-- Task to carry out --
Please count the lines below that contain the word "color", and reply with that number alone.

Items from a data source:

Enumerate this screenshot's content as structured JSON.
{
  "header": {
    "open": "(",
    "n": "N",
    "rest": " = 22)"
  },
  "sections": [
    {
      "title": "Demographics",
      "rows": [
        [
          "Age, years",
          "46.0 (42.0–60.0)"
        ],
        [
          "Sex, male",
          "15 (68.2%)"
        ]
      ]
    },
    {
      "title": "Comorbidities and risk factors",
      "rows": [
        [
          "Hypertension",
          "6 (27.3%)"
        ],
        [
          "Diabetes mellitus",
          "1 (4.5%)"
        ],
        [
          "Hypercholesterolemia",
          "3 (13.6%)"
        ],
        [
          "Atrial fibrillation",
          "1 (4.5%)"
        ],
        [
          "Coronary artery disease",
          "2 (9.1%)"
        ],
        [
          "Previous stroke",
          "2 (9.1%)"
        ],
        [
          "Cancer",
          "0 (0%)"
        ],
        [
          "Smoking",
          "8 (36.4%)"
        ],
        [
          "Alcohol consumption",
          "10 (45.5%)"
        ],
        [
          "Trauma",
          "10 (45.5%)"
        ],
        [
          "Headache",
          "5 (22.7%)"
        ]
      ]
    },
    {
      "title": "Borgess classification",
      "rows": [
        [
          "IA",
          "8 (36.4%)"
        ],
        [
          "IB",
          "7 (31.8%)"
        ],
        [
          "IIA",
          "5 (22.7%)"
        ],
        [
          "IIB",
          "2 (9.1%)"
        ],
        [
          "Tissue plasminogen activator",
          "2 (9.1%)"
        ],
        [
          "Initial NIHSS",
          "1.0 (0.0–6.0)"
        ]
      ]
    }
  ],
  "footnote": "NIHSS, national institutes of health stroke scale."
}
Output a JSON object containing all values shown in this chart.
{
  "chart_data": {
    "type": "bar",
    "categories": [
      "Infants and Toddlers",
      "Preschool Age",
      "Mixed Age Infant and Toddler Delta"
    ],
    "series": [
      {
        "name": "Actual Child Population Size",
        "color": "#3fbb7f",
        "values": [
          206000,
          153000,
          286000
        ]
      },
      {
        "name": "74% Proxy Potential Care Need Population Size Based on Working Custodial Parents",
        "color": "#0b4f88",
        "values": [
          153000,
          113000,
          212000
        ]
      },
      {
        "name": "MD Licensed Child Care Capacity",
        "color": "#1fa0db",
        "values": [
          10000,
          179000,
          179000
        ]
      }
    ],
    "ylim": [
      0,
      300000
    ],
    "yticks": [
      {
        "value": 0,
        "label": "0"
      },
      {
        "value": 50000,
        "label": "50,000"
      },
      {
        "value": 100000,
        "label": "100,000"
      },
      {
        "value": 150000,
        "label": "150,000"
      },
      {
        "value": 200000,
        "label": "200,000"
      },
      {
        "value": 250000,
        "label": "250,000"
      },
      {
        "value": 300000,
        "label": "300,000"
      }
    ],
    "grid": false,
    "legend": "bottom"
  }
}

-- Answer to the task --
3